**TASK STATEMENT:** Keep only the lines that hold the string "globe", filtering out the rest of the entries below.

(Dataset items)
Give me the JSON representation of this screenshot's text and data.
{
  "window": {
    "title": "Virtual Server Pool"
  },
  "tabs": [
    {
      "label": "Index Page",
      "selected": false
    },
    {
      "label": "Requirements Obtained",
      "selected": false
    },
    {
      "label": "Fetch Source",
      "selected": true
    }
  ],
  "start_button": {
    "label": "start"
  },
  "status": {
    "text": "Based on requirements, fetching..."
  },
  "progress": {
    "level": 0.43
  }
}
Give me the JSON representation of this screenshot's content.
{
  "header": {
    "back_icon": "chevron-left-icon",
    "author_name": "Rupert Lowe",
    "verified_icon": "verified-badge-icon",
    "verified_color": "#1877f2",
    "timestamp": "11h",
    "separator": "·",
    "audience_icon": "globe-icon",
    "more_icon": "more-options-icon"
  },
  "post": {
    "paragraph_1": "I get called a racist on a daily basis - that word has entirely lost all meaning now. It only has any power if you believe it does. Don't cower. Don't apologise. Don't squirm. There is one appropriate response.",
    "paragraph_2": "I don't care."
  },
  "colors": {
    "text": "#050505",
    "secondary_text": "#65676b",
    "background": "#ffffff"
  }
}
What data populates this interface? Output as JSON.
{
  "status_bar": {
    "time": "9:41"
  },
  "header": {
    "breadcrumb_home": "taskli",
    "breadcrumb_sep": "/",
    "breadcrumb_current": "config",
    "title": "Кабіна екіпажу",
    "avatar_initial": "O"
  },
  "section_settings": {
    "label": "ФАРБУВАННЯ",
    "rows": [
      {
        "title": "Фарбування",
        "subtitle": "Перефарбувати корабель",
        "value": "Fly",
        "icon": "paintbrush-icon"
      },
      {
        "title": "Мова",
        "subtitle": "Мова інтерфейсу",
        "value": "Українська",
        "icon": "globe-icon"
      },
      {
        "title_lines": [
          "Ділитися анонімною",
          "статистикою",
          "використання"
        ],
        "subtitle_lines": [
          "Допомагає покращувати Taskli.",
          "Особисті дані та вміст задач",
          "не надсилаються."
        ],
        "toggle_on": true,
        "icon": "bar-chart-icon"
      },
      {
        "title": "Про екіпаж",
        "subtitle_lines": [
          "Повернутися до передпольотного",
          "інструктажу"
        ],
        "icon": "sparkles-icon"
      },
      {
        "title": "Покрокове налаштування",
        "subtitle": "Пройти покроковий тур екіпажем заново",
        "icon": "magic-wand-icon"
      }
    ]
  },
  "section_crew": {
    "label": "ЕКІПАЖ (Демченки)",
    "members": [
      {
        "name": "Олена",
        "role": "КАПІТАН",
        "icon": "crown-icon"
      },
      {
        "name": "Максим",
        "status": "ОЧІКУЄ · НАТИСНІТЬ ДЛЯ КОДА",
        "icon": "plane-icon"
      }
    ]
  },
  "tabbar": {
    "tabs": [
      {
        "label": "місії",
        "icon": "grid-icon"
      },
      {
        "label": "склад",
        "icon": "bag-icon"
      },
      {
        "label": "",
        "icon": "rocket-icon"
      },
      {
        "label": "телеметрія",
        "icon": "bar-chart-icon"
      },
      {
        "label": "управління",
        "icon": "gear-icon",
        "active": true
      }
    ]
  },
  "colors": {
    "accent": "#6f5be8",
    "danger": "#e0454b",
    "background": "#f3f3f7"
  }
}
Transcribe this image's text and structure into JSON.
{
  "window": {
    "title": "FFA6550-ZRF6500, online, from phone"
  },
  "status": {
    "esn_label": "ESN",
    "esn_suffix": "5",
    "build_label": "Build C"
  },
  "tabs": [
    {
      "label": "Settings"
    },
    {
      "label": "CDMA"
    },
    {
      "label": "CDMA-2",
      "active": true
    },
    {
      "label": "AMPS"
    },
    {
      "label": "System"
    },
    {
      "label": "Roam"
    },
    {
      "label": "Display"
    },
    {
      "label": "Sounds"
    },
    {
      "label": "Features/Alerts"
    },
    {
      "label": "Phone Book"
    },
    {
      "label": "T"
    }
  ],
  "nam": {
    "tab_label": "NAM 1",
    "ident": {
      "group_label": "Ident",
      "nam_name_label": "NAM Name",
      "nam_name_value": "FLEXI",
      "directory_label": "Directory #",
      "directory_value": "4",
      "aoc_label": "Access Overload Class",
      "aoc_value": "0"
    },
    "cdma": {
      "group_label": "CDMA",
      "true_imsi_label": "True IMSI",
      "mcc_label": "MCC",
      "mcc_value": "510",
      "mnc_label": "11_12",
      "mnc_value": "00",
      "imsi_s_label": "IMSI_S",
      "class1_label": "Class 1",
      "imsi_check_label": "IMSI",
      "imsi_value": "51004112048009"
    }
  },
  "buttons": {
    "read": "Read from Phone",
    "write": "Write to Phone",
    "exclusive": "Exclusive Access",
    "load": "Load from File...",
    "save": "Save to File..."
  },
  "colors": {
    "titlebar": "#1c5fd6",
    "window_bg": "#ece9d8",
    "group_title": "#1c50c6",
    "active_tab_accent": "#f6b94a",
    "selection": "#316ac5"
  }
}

**ANSWER TO THIS PROBLEM:**
    "audience_icon": "globe-icon",
        "icon": "globe-icon"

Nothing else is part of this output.